▶ _GOAL_
For the data that follows, report how many lines contain the word "screenshot", and nothing else.

## begin MATERIAL

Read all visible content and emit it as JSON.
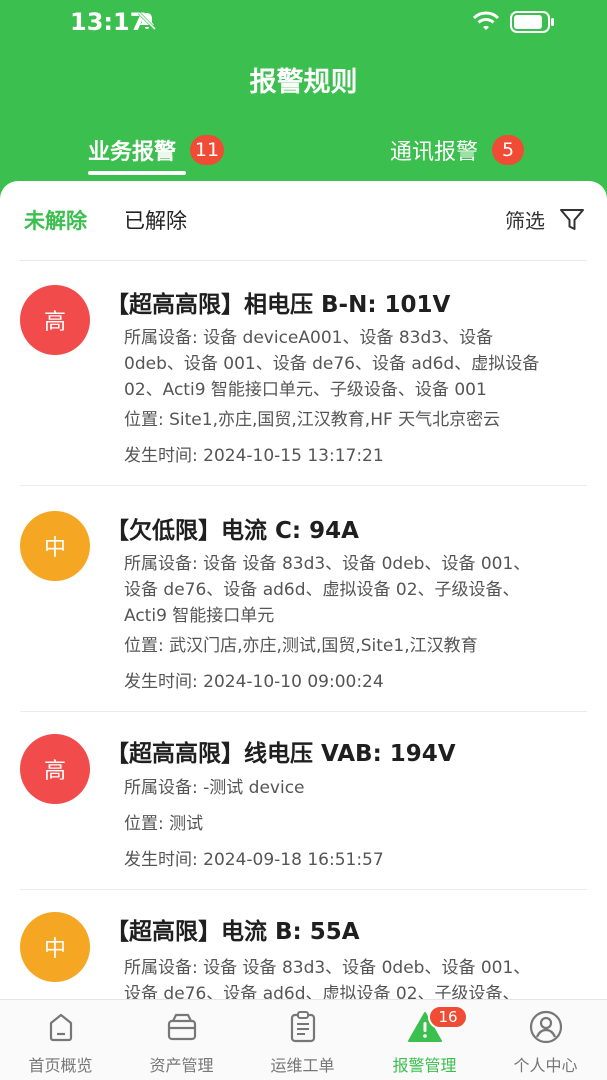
{
  "status_bar": {
    "time": "13:17"
  },
  "header": {
    "title": "报警规则"
  },
  "tabs": [
    {
      "label": "业务报警",
      "count": "11"
    },
    {
      "label": "通讯报警",
      "count": "5"
    }
  ],
  "subtabs": {
    "unresolved": "未解除",
    "resolved": "已解除",
    "filter": "筛选"
  },
  "alarms": [
    {
      "level": "高",
      "title": "【超高高限】相电压 B-N:  101V",
      "device_lines": [
        "所属设备: 设备 deviceA001、设备 83d3、设备",
        "0deb、设备 001、设备 de76、设备 ad6d、虚拟设备",
        "02、Acti9 智能接口单元、子级设备、设备 001"
      ],
      "location": "位置: Site1,亦庄,国贸,江汉教育,HF 天气北京密云",
      "time": "发生时间: 2024-10-15 13:17:21"
    },
    {
      "level": "中",
      "title": "【欠低限】电流 C:  94A",
      "device_lines": [
        "所属设备: 设备 设备 83d3、设备 0deb、设备 001、",
        "设备 de76、设备 ad6d、虚拟设备 02、子级设备、",
        "Acti9 智能接口单元"
      ],
      "location": "位置: 武汉门店,亦庄,测试,国贸,Site1,江汉教育",
      "time": "发生时间: 2024-10-10 09:00:24"
    },
    {
      "level": "高",
      "title": "【超高高限】线电压 VAB:  194V",
      "device_lines": [
        "所属设备: -测试 device"
      ],
      "location": "位置: 测试",
      "time": "发生时间: 2024-09-18 16:51:57"
    },
    {
      "level": "中",
      "title": "【超高限】电流 B:  55A",
      "device_lines": [
        "所属设备: 设备 设备 83d3、设备 0deb、设备 001、",
        "设备 de76、设备 ad6d、虚拟设备 02、子级设备、"
      ],
      "location": "",
      "time": ""
    }
  ],
  "bottom_nav": [
    {
      "label": "首页概览",
      "icon": "home-icon"
    },
    {
      "label": "资产管理",
      "icon": "asset-icon"
    },
    {
      "label": "运维工单",
      "icon": "clipboard-icon"
    },
    {
      "label": "报警管理",
      "icon": "alarm-icon",
      "badge": "16"
    },
    {
      "label": "个人中心",
      "icon": "user-icon"
    }
  ],
  "colors": {
    "brand_green": "#3bbf4e",
    "high": "#f24b4b",
    "mid": "#f5a623",
    "badge_red": "#f04b35"
  }
}
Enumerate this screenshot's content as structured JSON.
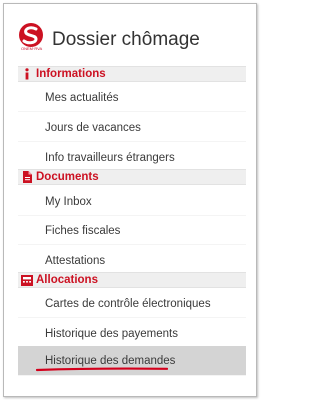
{
  "header": {
    "title": "Dossier chômage",
    "logo_icon": "onem-logo-icon",
    "logo_caption": "ONEM·RVA"
  },
  "colors": {
    "accent": "#cc1122",
    "section_bg": "#efefef",
    "active_bg": "#d4d4d4",
    "text": "#3a3a3a"
  },
  "sections": [
    {
      "label": "Informations",
      "icon": "info-icon",
      "items": [
        {
          "label": "Mes actualités"
        },
        {
          "label": "Jours de vacances"
        },
        {
          "label": "Info travailleurs étrangers"
        }
      ]
    },
    {
      "label": "Documents",
      "icon": "document-icon",
      "items": [
        {
          "label": "My Inbox"
        },
        {
          "label": "Fiches fiscales"
        },
        {
          "label": "Attestations"
        }
      ]
    },
    {
      "label": "Allocations",
      "icon": "calculator-icon",
      "items": [
        {
          "label": "Cartes de contrôle électroniques"
        },
        {
          "label": "Historique des payements"
        },
        {
          "label": "Historique des demandes",
          "active": true
        }
      ]
    }
  ]
}
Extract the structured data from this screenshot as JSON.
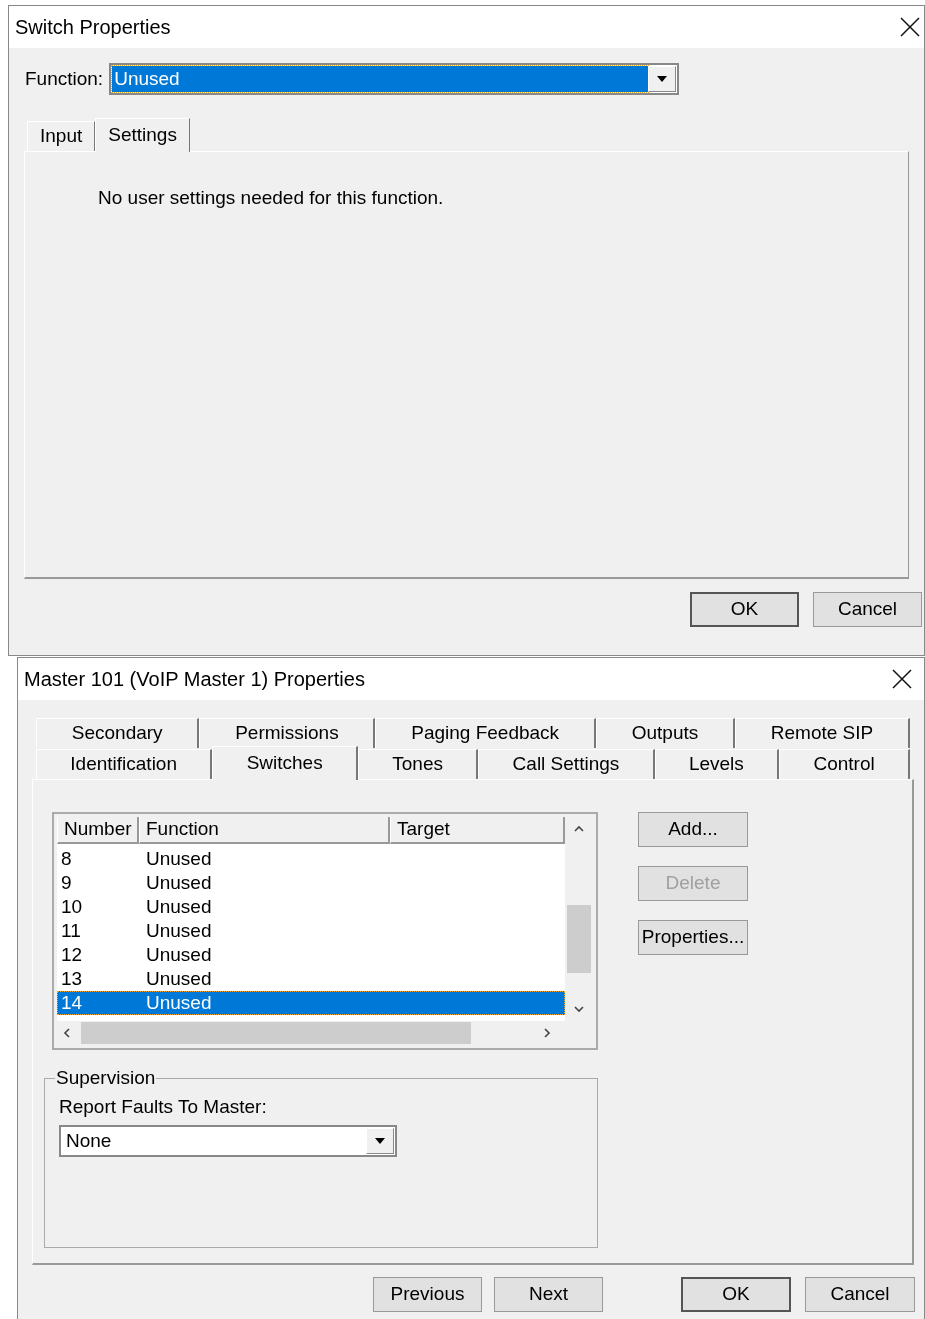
{
  "switch_dialog": {
    "title": "Switch Properties",
    "function_label": "Function:",
    "function_value": "Unused",
    "function_focused": true,
    "tabs": [
      {
        "label": "Input",
        "selected": false
      },
      {
        "label": "Settings",
        "selected": true
      }
    ],
    "message": "No user settings needed for this function.",
    "buttons": [
      {
        "label": "OK",
        "default": true
      },
      {
        "label": "Cancel",
        "default": false
      }
    ]
  },
  "master_dialog": {
    "title": "Master 101 (VoIP Master 1) Properties",
    "tab_rows": [
      {
        "tabs": [
          {
            "label": "Secondary",
            "selected": false
          },
          {
            "label": "Permissions",
            "selected": false
          },
          {
            "label": "Paging Feedback",
            "selected": false
          },
          {
            "label": "Outputs",
            "selected": false
          },
          {
            "label": "Remote SIP",
            "selected": false
          }
        ]
      },
      {
        "tabs": [
          {
            "label": "Identification",
            "selected": false
          },
          {
            "label": "Switches",
            "selected": true
          },
          {
            "label": "Tones",
            "selected": false
          },
          {
            "label": "Call Settings",
            "selected": false
          },
          {
            "label": "Levels",
            "selected": false
          },
          {
            "label": "Control",
            "selected": false
          }
        ]
      }
    ],
    "table": {
      "columns": [
        "Number",
        "Function",
        "Target"
      ],
      "rows": [
        {
          "number": "8",
          "function": "Unused",
          "selected": false
        },
        {
          "number": "9",
          "function": "Unused",
          "selected": false
        },
        {
          "number": "10",
          "function": "Unused",
          "selected": false
        },
        {
          "number": "11",
          "function": "Unused",
          "selected": false
        },
        {
          "number": "12",
          "function": "Unused",
          "selected": false
        },
        {
          "number": "13",
          "function": "Unused",
          "selected": false
        },
        {
          "number": "14",
          "function": "Unused",
          "selected": true
        }
      ]
    },
    "side_buttons": [
      {
        "label": "Add...",
        "disabled": false
      },
      {
        "label": "Delete",
        "disabled": true
      },
      {
        "label": "Properties...",
        "disabled": false
      }
    ],
    "supervision": {
      "title": "Supervision",
      "report_label": "Report Faults To Master:",
      "report_value": "None"
    },
    "buttons": [
      {
        "label": "Previous",
        "default": false
      },
      {
        "label": "Next",
        "default": false
      },
      {
        "label": "OK",
        "default": true
      },
      {
        "label": "Cancel",
        "default": false
      }
    ]
  }
}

## end MATERIAL

▶ _SOLUTION_
2